Collected data entries

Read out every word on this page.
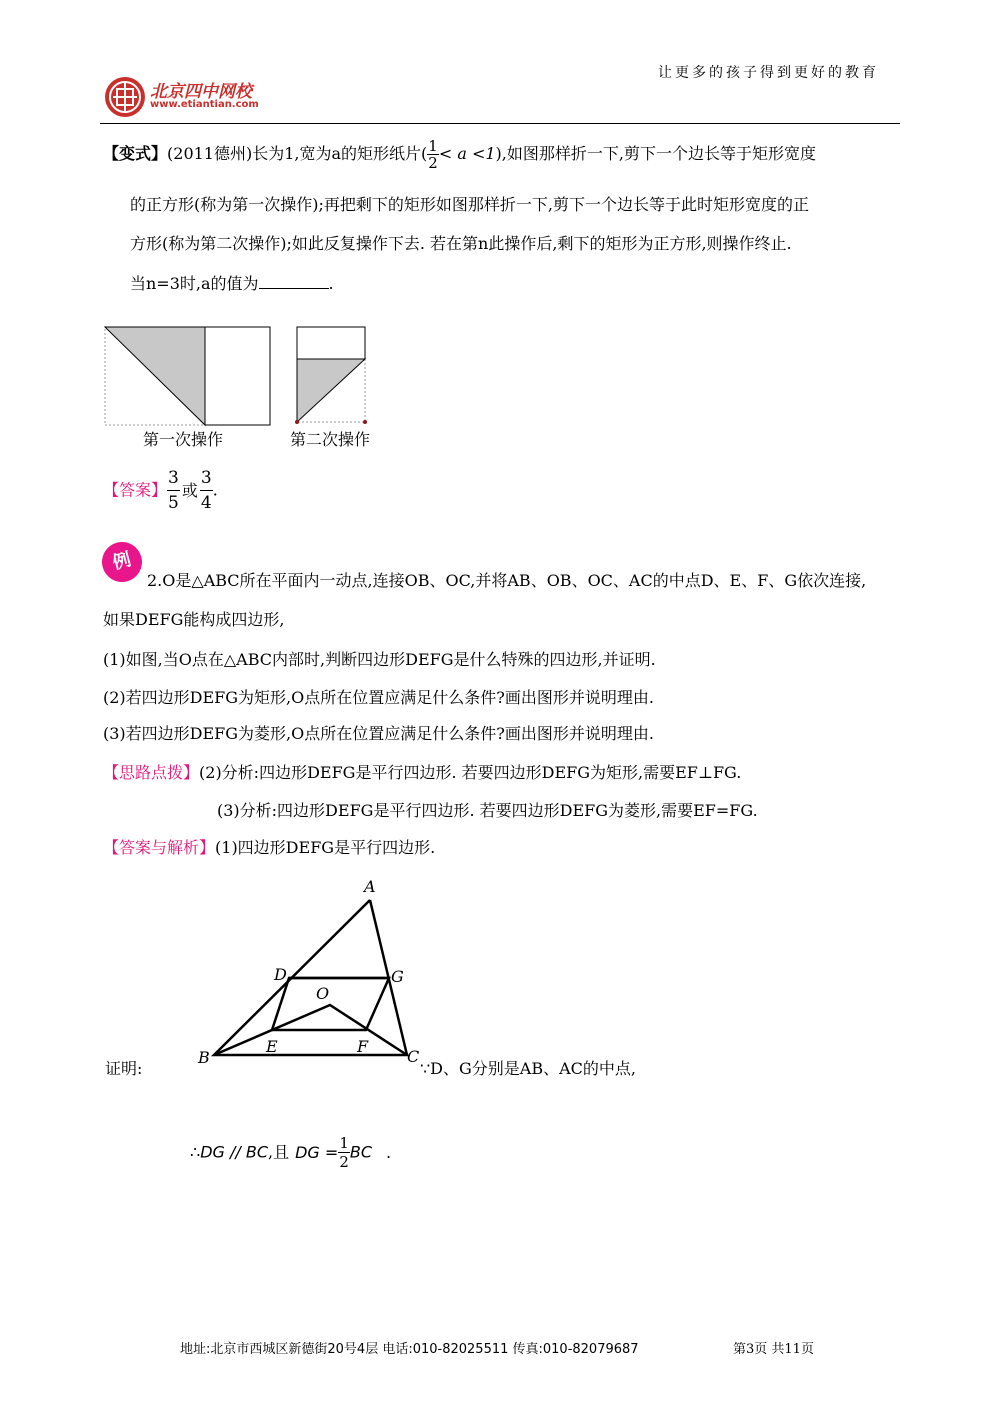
让更多的孩子得到更好的教育
北京四中网校
www.etiantian.com
【变式】(2011德州)长为1,宽为a的矩形纸片( $\frac{1}{2} < a <1$),如图那样折一下,剪下一个边长等于矩形宽度
的正方形(称为第一次操作);再把剩下的矩形如图那样折一下,剪下一个边长等于此时矩形宽度的正
方形(称为第二次操作);如此反复操作下去. 若在第n此操作后,剩下的矩形为正方形,则操作终止.
当n=3时,a的值为	.
第一次操作	第二次操作
【答案】 $\frac{3}{5}$ 或 $\frac{3}{4}$ .
例
2.O是△ABC所在平面内一动点,连接OB、OC,并将AB、OB、OC、AC的中点D、E、F、G依次连接,
如果DEFG能构成四边形,
(1)如图,当O点在△ABC内部时,判断四边形DEFG是什么特殊的四边形,并证明.
(2)若四边形DEFG为矩形,O点所在位置应满足什么条件?画出图形并说明理由.
(3)若四边形DEFG为菱形,O点所在位置应满足什么条件?画出图形并说明理由.
【思路点拨】(2)分析:四边形DEFG是平行四边形. 若要四边形DEFG为矩形,需要EF⊥FG.
(3)分析:四边形DEFG是平行四边形. 若要四边形DEFG为菱形,需要EF=FG.
【答案与解析】(1)四边形DEFG是平行四边形.
A
B	C
D
E	F
G
O
证明:	∵D、G分别是AB、AC的中点,
∴DG // BC,且 DG = $\frac{1}{2}$ BC .
地址:北京市西城区新德街20号4层 电话:010-82025511 传真:010-82079687	第3页 共11页
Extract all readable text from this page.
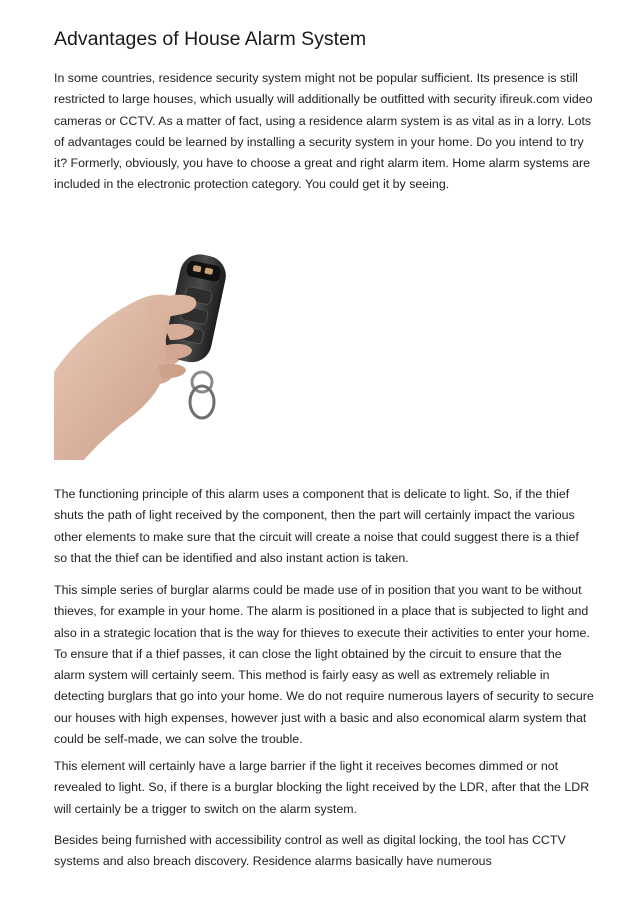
Advantages of House Alarm System

In some countries, residence security system might not be popular sufficient. Its presence is still restricted to large houses, which usually will additionally be outfitted with security ifireuk.com video cameras or CCTV. As a matter of fact, using a residence alarm system is as vital as in a lorry. Lots of advantages could be learned by installing a security system in your home. Do you intend to try it? Formerly, obviously, you have to choose a great and right alarm item. Home alarm systems are included in the electronic protection category. You could get it by seeing.

The functioning principle of this alarm uses a component that is delicate to light. So, if the thief shuts the path of light received by the component, then the part will certainly impact the various other elements to make sure that the circuit will create a noise that could suggest there is a thief so that the thief can be identified and also instant action is taken.

This simple series of burglar alarms could be made use of in position that you want to be without thieves, for example in your home. The alarm is positioned in a place that is subjected to light and also in a strategic location that is the way for thieves to execute their activities to enter your home. To ensure that if a thief passes, it can close the light obtained by the circuit to ensure that the alarm system will certainly seem. This method is fairly easy as well as extremely reliable in detecting burglars that go into your home. We do not require numerous layers of security to secure our houses with high expenses, however just with a basic and also economical alarm system that could be self-made, we can solve the trouble.

This element will certainly have a large barrier if the light it receives becomes dimmed or not revealed to light. So, if there is a burglar blocking the light received by the LDR, after that the LDR will certainly be a trigger to switch on the alarm system.

Besides being furnished with accessibility control as well as digital locking, the tool has CCTV systems and also breach discovery. Residence alarms basically have numerous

:: EXERCISE REQUIREMENTS ::
Every line in the data that holds "received" should be copied out.

:: SOLUTION TO THIS TASK ::
The functioning principle of this alarm uses a component that is delicate to light. So, if the thief shuts the path of light received by the component, then the part will certainly impact the various other elements to make sure that the circuit will create a noise that could suggest there is a thief so that the thief can be identified and also instant action is taken.
This element will certainly have a large barrier if the light it receives becomes dimmed or not revealed to light. So, if there is a burglar blocking the light received by the LDR, after that the LDR will certainly be a trigger to switch on the alarm system.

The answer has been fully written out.